(AIM OF THE EXERCISE): In this exercise, return only the lines that run from the line with "What data populates" to the end of the entries below, both included. Pictures are not copied.

╭─ AVAILABLE DATA

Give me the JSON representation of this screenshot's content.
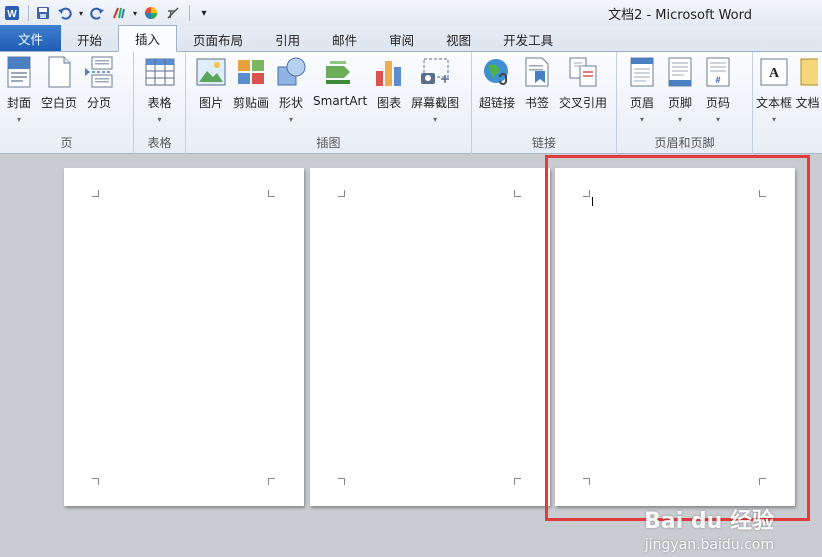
{
  "window": {
    "title": "文档2  -  Microsoft Word"
  },
  "quick_access": [
    "word-icon",
    "save-icon",
    "undo-icon",
    "redo-icon",
    "format-painter-icon",
    "color-icon",
    "clear-format-icon",
    "customize-icon"
  ],
  "tabs": [
    "文件",
    "开始",
    "插入",
    "页面布局",
    "引用",
    "邮件",
    "审阅",
    "视图",
    "开发工具"
  ],
  "active_tab": "插入",
  "ribbon": {
    "pages": {
      "label": "页",
      "buttons": [
        "封面",
        "空白页",
        "分页"
      ]
    },
    "tables": {
      "label": "表格",
      "buttons": [
        "表格"
      ]
    },
    "illustrations": {
      "label": "插图",
      "buttons": [
        "图片",
        "剪贴画",
        "形状",
        "SmartArt",
        "图表",
        "屏幕截图"
      ]
    },
    "links": {
      "label": "链接",
      "buttons": [
        "超链接",
        "书签",
        "交叉引用"
      ]
    },
    "header_footer": {
      "label": "页眉和页脚",
      "buttons": [
        "页眉",
        "页脚",
        "页码"
      ]
    },
    "text": {
      "buttons": [
        "文本框",
        "文档"
      ]
    }
  },
  "watermark": {
    "brand": "Bai du 经验",
    "url": "jingyan.baidu.com"
  },
  "colors": {
    "file_tab": "#2a6cc4",
    "highlight": "#e23b3b",
    "background": "#c9ccd1"
  }
}
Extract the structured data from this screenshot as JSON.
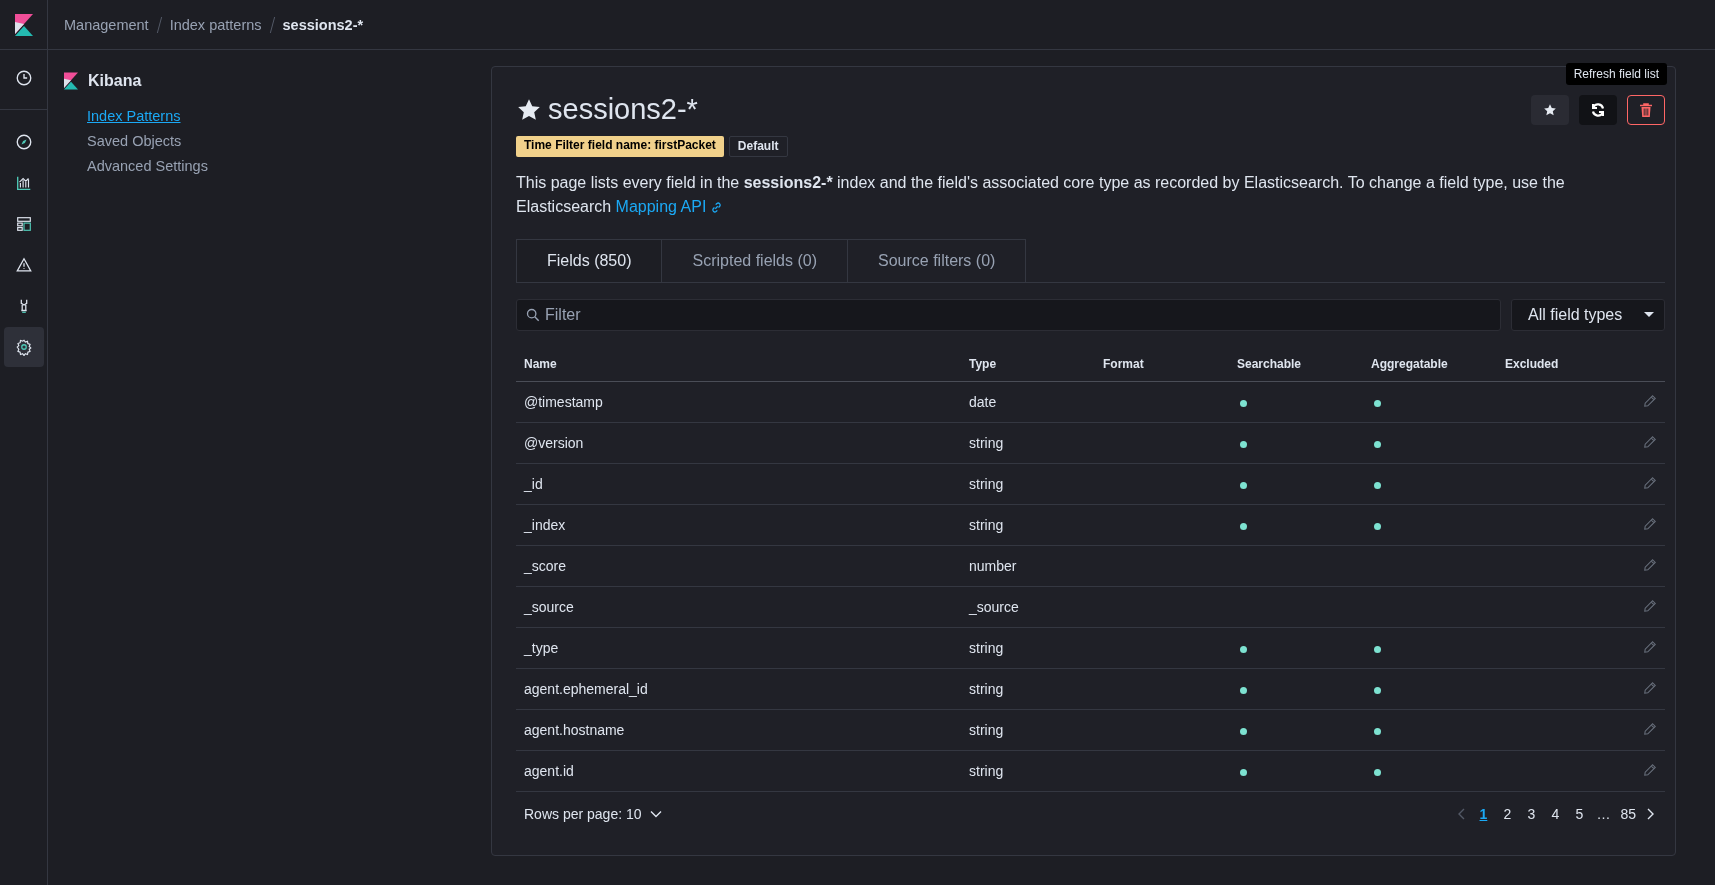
{
  "breadcrumbs": [
    {
      "label": "Management",
      "current": false
    },
    {
      "label": "Index patterns",
      "current": false
    },
    {
      "label": "sessions2-*",
      "current": true
    }
  ],
  "nav_rail": [
    {
      "selected": false
    },
    {
      "selected": false
    },
    {
      "selected": false
    },
    {
      "selected": false
    },
    {
      "selected": false
    },
    {
      "selected": false
    },
    {
      "selected": true
    }
  ],
  "sidebar": {
    "title": "Kibana",
    "items": [
      {
        "label": "Index Patterns",
        "selected": true
      },
      {
        "label": "Saved Objects",
        "selected": false
      },
      {
        "label": "Advanced Settings",
        "selected": false
      }
    ]
  },
  "page": {
    "title": "sessions2-*",
    "tooltip": "Refresh field list",
    "badges": [
      {
        "label": "Time Filter field name: firstPacket",
        "kind": "accent"
      },
      {
        "label": "Default",
        "kind": "plain"
      }
    ],
    "description": {
      "before": "This page lists every field in the ",
      "bold": "sessions2-*",
      "after": " index and the field's associated core type as recorded by Elasticsearch. To change a field type, use the Elasticsearch ",
      "link": "Mapping API"
    },
    "tabs": [
      {
        "label": "Fields (850)",
        "selected": true
      },
      {
        "label": "Scripted fields (0)",
        "selected": false
      },
      {
        "label": "Source filters (0)",
        "selected": false
      }
    ],
    "filter": {
      "placeholder": "Filter"
    },
    "type_select": {
      "value": "All field types"
    },
    "table": {
      "columns": [
        "Name",
        "Type",
        "Format",
        "Searchable",
        "Aggregatable",
        "Excluded"
      ],
      "rows": [
        {
          "name": "@timestamp",
          "type": "date",
          "searchable": true,
          "aggregatable": true
        },
        {
          "name": "@version",
          "type": "string",
          "searchable": true,
          "aggregatable": true
        },
        {
          "name": "_id",
          "type": "string",
          "searchable": true,
          "aggregatable": true
        },
        {
          "name": "_index",
          "type": "string",
          "searchable": true,
          "aggregatable": true
        },
        {
          "name": "_score",
          "type": "number",
          "searchable": false,
          "aggregatable": false
        },
        {
          "name": "_source",
          "type": "_source",
          "searchable": false,
          "aggregatable": false
        },
        {
          "name": "_type",
          "type": "string",
          "searchable": true,
          "aggregatable": true
        },
        {
          "name": "agent.ephemeral_id",
          "type": "string",
          "searchable": true,
          "aggregatable": true
        },
        {
          "name": "agent.hostname",
          "type": "string",
          "searchable": true,
          "aggregatable": true
        },
        {
          "name": "agent.id",
          "type": "string",
          "searchable": true,
          "aggregatable": true
        }
      ]
    },
    "rows_per_page": "Rows per page: 10",
    "pagination": [
      {
        "label": "1",
        "selected": true
      },
      {
        "label": "2",
        "selected": false
      },
      {
        "label": "3",
        "selected": false
      },
      {
        "label": "4",
        "selected": false
      },
      {
        "label": "5",
        "selected": false
      },
      {
        "label": "…",
        "selected": false
      },
      {
        "label": "85",
        "selected": false
      }
    ]
  }
}
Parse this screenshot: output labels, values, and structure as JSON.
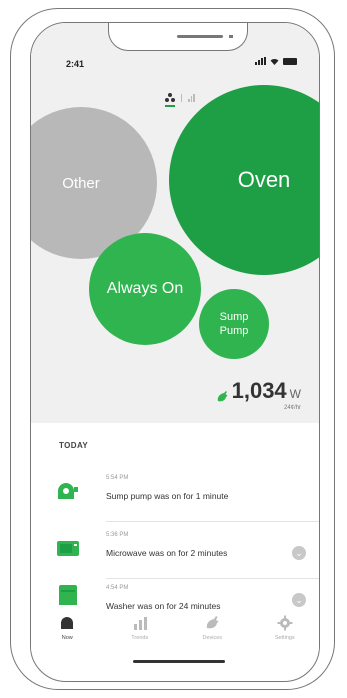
{
  "status": {
    "time": "2:41"
  },
  "bubbles": {
    "other": "Other",
    "oven": "Oven",
    "always_on": "Always On",
    "sump_pump": "Sump Pump"
  },
  "power": {
    "value": "1,034",
    "unit": "W",
    "cost": "24¢/hr"
  },
  "list": {
    "heading": "TODAY",
    "events": [
      {
        "time": "5:54 PM",
        "text": "Sump pump was on for 1 minute",
        "icon": "sump-pump-icon"
      },
      {
        "time": "5:36 PM",
        "text": "Microwave was on for 2 minutes",
        "icon": "microwave-icon"
      },
      {
        "time": "4:54 PM",
        "text": "Washer was on for 24 minutes",
        "icon": "washer-icon"
      }
    ]
  },
  "tabs": [
    {
      "label": "Now",
      "icon": "now-bubbles-icon"
    },
    {
      "label": "Trends",
      "icon": "bar-chart-icon"
    },
    {
      "label": "Devices",
      "icon": "plug-icon"
    },
    {
      "label": "Settings",
      "icon": "gear-icon"
    }
  ],
  "colors": {
    "green": "#1e9e45",
    "green_light": "#2fb44f",
    "gray_bubble": "#b8b8b8",
    "bg_gray": "#f0f0f0"
  }
}
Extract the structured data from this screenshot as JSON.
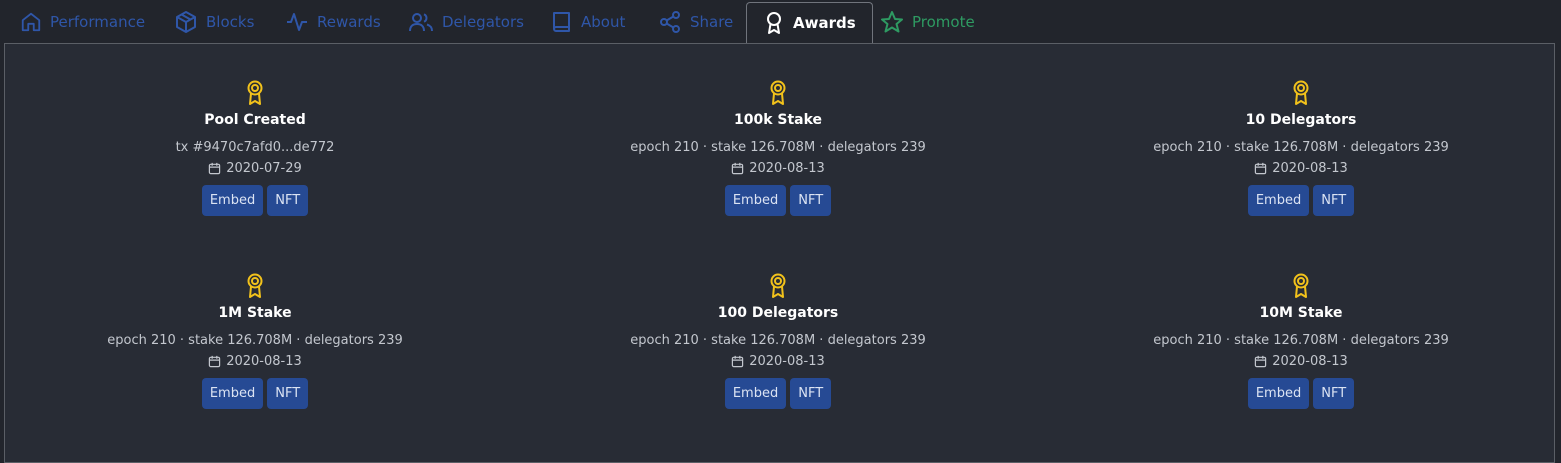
{
  "tabs": [
    {
      "label": "Performance",
      "icon": "home-icon"
    },
    {
      "label": "Blocks",
      "icon": "cube-icon"
    },
    {
      "label": "Rewards",
      "icon": "activity-icon"
    },
    {
      "label": "Delegators",
      "icon": "users-icon"
    },
    {
      "label": "About",
      "icon": "book-icon"
    },
    {
      "label": "Share",
      "icon": "share-icon"
    },
    {
      "label": "Awards",
      "icon": "award-icon",
      "active": true
    },
    {
      "label": "Promote",
      "icon": "star-icon"
    }
  ],
  "colors": {
    "tab_text": "#2f56a8",
    "promote": "#2e9a62",
    "medal": "#f2c21b",
    "button_bg": "#264a94",
    "background": "#22252c"
  },
  "awards": [
    {
      "title": "Pool Created",
      "meta": "tx #9470c7afd0...de772",
      "date": "2020-07-29",
      "embed": "Embed",
      "nft": "NFT"
    },
    {
      "title": "100k Stake",
      "meta": "epoch 210 · stake 126.708M · delegators 239",
      "date": "2020-08-13",
      "embed": "Embed",
      "nft": "NFT"
    },
    {
      "title": "10 Delegators",
      "meta": "epoch 210 · stake 126.708M · delegators 239",
      "date": "2020-08-13",
      "embed": "Embed",
      "nft": "NFT"
    },
    {
      "title": "1M Stake",
      "meta": "epoch 210 · stake 126.708M · delegators 239",
      "date": "2020-08-13",
      "embed": "Embed",
      "nft": "NFT"
    },
    {
      "title": "100 Delegators",
      "meta": "epoch 210 · stake 126.708M · delegators 239",
      "date": "2020-08-13",
      "embed": "Embed",
      "nft": "NFT"
    },
    {
      "title": "10M Stake",
      "meta": "epoch 210 · stake 126.708M · delegators 239",
      "date": "2020-08-13",
      "embed": "Embed",
      "nft": "NFT"
    }
  ]
}
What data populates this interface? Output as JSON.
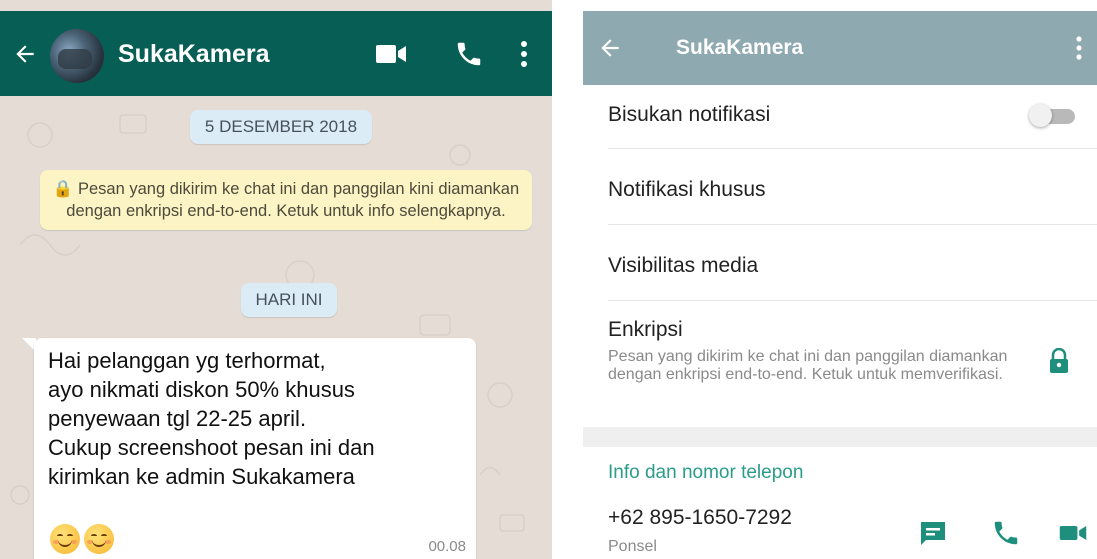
{
  "chat": {
    "contact_name": "SukaKamera",
    "date_label": "5 DESEMBER 2018",
    "encryption_notice": "🔒 Pesan yang dikirim ke chat ini dan panggilan kini diamankan dengan enkripsi end-to-end. Ketuk untuk info selengkapnya.",
    "today_label": "HARI INI",
    "message": {
      "text": "Hai pelanggan yg terhormat,\nayo nikmati diskon 50% khusus\npenyewaan tgl 22-25 april.\nCukup screenshoot pesan ini dan\nkirimkan ke  admin Sukakamera",
      "time": "00.08",
      "emojis": [
        "smiling-face",
        "smiling-face"
      ]
    },
    "header_icons": [
      "back-arrow-icon",
      "video-call-icon",
      "phone-icon",
      "more-vert-icon"
    ]
  },
  "info": {
    "title": "SukaKamera",
    "mute_label": "Bisukan notifikasi",
    "mute_enabled": false,
    "custom_notif_label": "Notifikasi khusus",
    "media_visibility_label": "Visibilitas media",
    "encryption_title": "Enkripsi",
    "encryption_desc": "Pesan yang dikirim ke chat ini dan panggilan diamankan dengan enkripsi end-to-end. Ketuk untuk memverifikasi.",
    "section_title": "Info dan nomor telepon",
    "phone_number": "+62 895-1650-7292",
    "phone_type": "Ponsel"
  },
  "colors": {
    "chat_header": "#075e54",
    "info_header": "#8fa9b0",
    "accent": "#2a9d8a",
    "system_note": "#fcf4c4",
    "date_pill": "#dcecf6"
  }
}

╰─

(EXPECTED OUTPUT):
What data populates this interface? Output as JSON.
{
  "chat": {
    "contact_name": "SukaKamera",
    "date_label": "5 DESEMBER 2018",
    "encryption_notice": "🔒 Pesan yang dikirim ke chat ini dan panggilan kini diamankan dengan enkripsi end-to-end. Ketuk untuk info selengkapnya.",
    "today_label": "HARI INI",
    "message": {
      "text": "Hai pelanggan yg terhormat,\nayo nikmati diskon 50% khusus\npenyewaan tgl 22-25 april.\nCukup screenshoot pesan ini dan\nkirimkan ke  admin Sukakamera",
      "time": "00.08",
      "emojis": [
        "smiling-face",
        "smiling-face"
      ]
    },
    "header_icons": [
      "back-arrow-icon",
      "video-call-icon",
      "phone-icon",
      "more-vert-icon"
    ]
  },
  "info": {
    "title": "SukaKamera",
    "mute_label": "Bisukan notifikasi",
    "mute_enabled": false,
    "custom_notif_label": "Notifikasi khusus",
    "media_visibility_label": "Visibilitas media",
    "encryption_title": "Enkripsi",
    "encryption_desc": "Pesan yang dikirim ke chat ini dan panggilan diamankan dengan enkripsi end-to-end. Ketuk untuk memverifikasi.",
    "section_title": "Info dan nomor telepon",
    "phone_number": "+62 895-1650-7292",
    "phone_type": "Ponsel"
  },
  "colors": {
    "chat_header": "#075e54",
    "info_header": "#8fa9b0",
    "accent": "#2a9d8a",
    "system_note": "#fcf4c4",
    "date_pill": "#dcecf6"
  }
}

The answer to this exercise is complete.